**Stated problem:** Below are some entries; can you quote all of them exactly?

Dataset entries
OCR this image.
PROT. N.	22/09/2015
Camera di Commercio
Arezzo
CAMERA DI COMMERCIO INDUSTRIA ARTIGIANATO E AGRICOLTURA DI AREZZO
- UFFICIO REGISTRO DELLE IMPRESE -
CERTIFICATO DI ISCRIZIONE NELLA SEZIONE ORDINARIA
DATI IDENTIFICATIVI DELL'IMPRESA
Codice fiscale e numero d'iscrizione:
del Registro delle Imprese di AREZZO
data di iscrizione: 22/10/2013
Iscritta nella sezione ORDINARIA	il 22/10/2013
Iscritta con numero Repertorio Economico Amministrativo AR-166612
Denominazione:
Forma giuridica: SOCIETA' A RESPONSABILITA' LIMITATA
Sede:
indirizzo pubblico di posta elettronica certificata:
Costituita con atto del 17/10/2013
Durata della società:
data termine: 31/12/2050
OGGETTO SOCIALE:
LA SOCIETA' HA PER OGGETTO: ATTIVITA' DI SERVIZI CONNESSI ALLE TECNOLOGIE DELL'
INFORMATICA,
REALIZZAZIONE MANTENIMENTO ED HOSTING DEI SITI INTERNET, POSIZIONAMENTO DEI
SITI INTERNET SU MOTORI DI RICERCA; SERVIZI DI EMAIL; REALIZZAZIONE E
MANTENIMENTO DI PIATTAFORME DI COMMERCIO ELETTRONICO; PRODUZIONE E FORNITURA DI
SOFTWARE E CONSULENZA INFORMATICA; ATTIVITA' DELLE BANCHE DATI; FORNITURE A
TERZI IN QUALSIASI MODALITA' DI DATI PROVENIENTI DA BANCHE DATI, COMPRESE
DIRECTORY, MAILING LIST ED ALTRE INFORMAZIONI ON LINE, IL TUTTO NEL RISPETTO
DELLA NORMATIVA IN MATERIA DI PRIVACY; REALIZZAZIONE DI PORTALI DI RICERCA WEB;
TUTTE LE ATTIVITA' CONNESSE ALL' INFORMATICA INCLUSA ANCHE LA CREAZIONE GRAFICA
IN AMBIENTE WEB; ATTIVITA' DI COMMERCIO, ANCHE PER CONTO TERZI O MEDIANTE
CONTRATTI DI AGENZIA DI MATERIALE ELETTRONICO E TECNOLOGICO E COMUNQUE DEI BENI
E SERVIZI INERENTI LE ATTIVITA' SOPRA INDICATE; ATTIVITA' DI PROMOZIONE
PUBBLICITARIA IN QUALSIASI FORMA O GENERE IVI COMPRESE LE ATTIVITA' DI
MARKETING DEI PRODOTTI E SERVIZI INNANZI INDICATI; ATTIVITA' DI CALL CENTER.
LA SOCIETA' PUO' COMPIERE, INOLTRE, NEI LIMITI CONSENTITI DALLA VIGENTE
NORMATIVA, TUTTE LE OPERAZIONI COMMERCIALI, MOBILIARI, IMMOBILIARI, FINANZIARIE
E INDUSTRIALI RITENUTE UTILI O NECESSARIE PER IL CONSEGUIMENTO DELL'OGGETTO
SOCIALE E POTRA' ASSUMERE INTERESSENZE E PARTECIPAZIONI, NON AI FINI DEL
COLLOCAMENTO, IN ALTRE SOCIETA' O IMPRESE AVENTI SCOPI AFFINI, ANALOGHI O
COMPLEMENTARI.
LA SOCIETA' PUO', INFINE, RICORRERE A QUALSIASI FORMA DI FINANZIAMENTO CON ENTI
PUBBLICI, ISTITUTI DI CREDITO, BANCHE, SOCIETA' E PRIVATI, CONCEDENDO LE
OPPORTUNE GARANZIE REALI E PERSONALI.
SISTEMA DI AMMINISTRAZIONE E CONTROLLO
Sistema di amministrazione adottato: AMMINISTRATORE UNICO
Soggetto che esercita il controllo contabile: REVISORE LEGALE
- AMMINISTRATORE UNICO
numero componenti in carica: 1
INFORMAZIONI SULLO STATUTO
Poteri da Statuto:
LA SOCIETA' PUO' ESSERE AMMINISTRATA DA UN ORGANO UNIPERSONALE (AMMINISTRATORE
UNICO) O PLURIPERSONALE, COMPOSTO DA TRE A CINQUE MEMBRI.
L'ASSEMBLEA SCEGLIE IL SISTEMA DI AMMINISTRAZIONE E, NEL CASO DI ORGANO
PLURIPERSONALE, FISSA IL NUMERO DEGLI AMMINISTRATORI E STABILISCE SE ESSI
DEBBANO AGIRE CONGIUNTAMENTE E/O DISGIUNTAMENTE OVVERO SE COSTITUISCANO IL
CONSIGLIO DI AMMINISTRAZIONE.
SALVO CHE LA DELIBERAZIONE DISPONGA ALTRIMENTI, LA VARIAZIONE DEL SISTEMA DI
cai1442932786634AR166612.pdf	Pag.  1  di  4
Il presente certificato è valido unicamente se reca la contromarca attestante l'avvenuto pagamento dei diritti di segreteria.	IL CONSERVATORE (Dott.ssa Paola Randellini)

**Result:**
OCR this image.
PROT. N.	22/09/2015
Camera di Commercio
Arezzo
CAMERA DI COMMERCIO INDUSTRIA ARTIGIANATO E AGRICOLTURA DI AREZZO
- UFFICIO REGISTRO DELLE IMPRESE -
CERTIFICATO DI ISCRIZIONE NELLA SEZIONE ORDINARIA
DATI IDENTIFICATIVI DELL'IMPRESA
Codice fiscale e numero d'iscrizione:
del Registro delle Imprese di AREZZO
data di iscrizione: 22/10/2013
Iscritta nella sezione ORDINARIA	il 22/10/2013
Iscritta con numero Repertorio Economico Amministrativo AR-166612
Denominazione:
Forma giuridica: SOCIETA' A RESPONSABILITA' LIMITATA
Sede:
indirizzo pubblico di posta elettronica certificata:
Costituita con atto del 17/10/2013
Durata della società:
data termine: 31/12/2050
OGGETTO SOCIALE:
LA SOCIETA' HA PER OGGETTO: ATTIVITA' DI SERVIZI CONNESSI ALLE TECNOLOGIE DELL'
INFORMATICA,
REALIZZAZIONE MANTENIMENTO ED HOSTING DEI SITI INTERNET, POSIZIONAMENTO DEI
SITI INTERNET SU MOTORI DI RICERCA; SERVIZI DI EMAIL; REALIZZAZIONE E
MANTENIMENTO DI PIATTAFORME DI COMMERCIO ELETTRONICO; PRODUZIONE E FORNITURA DI
SOFTWARE E CONSULENZA INFORMATICA; ATTIVITA' DELLE BANCHE DATI; FORNITURE A
TERZI IN QUALSIASI MODALITA' DI DATI PROVENIENTI DA BANCHE DATI, COMPRESE
DIRECTORY, MAILING LIST ED ALTRE INFORMAZIONI ON LINE, IL TUTTO NEL RISPETTO
DELLA NORMATIVA IN MATERIA DI PRIVACY; REALIZZAZIONE DI PORTALI DI RICERCA WEB;
TUTTE LE ATTIVITA' CONNESSE ALL' INFORMATICA INCLUSA ANCHE LA CREAZIONE GRAFICA
IN AMBIENTE WEB; ATTIVITA' DI COMMERCIO, ANCHE PER CONTO TERZI O MEDIANTE
CONTRATTI DI AGENZIA DI MATERIALE ELETTRONICO E TECNOLOGICO E COMUNQUE DEI BENI
E SERVIZI INERENTI LE ATTIVITA' SOPRA INDICATE; ATTIVITA' DI PROMOZIONE
PUBBLICITARIA IN QUALSIASI FORMA O GENERE IVI COMPRESE LE ATTIVITA' DI
MARKETING DEI PRODOTTI E SERVIZI INNANZI INDICATI; ATTIVITA' DI CALL CENTER.
LA SOCIETA' PUO' COMPIERE, INOLTRE, NEI LIMITI CONSENTITI DALLA VIGENTE
NORMATIVA, TUTTE LE OPERAZIONI COMMERCIALI, MOBILIARI, IMMOBILIARI, FINANZIARIE
E INDUSTRIALI RITENUTE UTILI O NECESSARIE PER IL CONSEGUIMENTO DELL'OGGETTO
SOCIALE E POTRA' ASSUMERE INTERESSENZE E PARTECIPAZIONI, NON AI FINI DEL
COLLOCAMENTO, IN ALTRE SOCIETA' O IMPRESE AVENTI SCOPI AFFINI, ANALOGHI O
COMPLEMENTARI.
LA SOCIETA' PUO', INFINE, RICORRERE A QUALSIASI FORMA DI FINANZIAMENTO CON ENTI
PUBBLICI, ISTITUTI DI CREDITO, BANCHE, SOCIETA' E PRIVATI, CONCEDENDO LE
OPPORTUNE GARANZIE REALI E PERSONALI.
SISTEMA DI AMMINISTRAZIONE E CONTROLLO
Sistema di amministrazione adottato: AMMINISTRATORE UNICO
Soggetto che esercita il controllo contabile: REVISORE LEGALE
- AMMINISTRATORE UNICO
numero componenti in carica: 1
INFORMAZIONI SULLO STATUTO
Poteri da Statuto:
LA SOCIETA' PUO' ESSERE AMMINISTRATA DA UN ORGANO UNIPERSONALE (AMMINISTRATORE
UNICO) O PLURIPERSONALE, COMPOSTO DA TRE A CINQUE MEMBRI.
L'ASSEMBLEA SCEGLIE IL SISTEMA DI AMMINISTRAZIONE E, NEL CASO DI ORGANO
PLURIPERSONALE, FISSA IL NUMERO DEGLI AMMINISTRATORI E STABILISCE SE ESSI
DEBBANO AGIRE CONGIUNTAMENTE E/O DISGIUNTAMENTE OVVERO SE COSTITUISCANO IL
CONSIGLIO DI AMMINISTRAZIONE.
SALVO CHE LA DELIBERAZIONE DISPONGA ALTRIMENTI, LA VARIAZIONE DEL SISTEMA DI
cai1442932786634AR166612.pdf	Pag.  1  di  4
Il presente certificato è valido unicamente se reca la contromarca attestante l'avvenuto pagamento dei diritti di segreteria.	IL CONSERVATORE (Dott.ssa Paola Randellini)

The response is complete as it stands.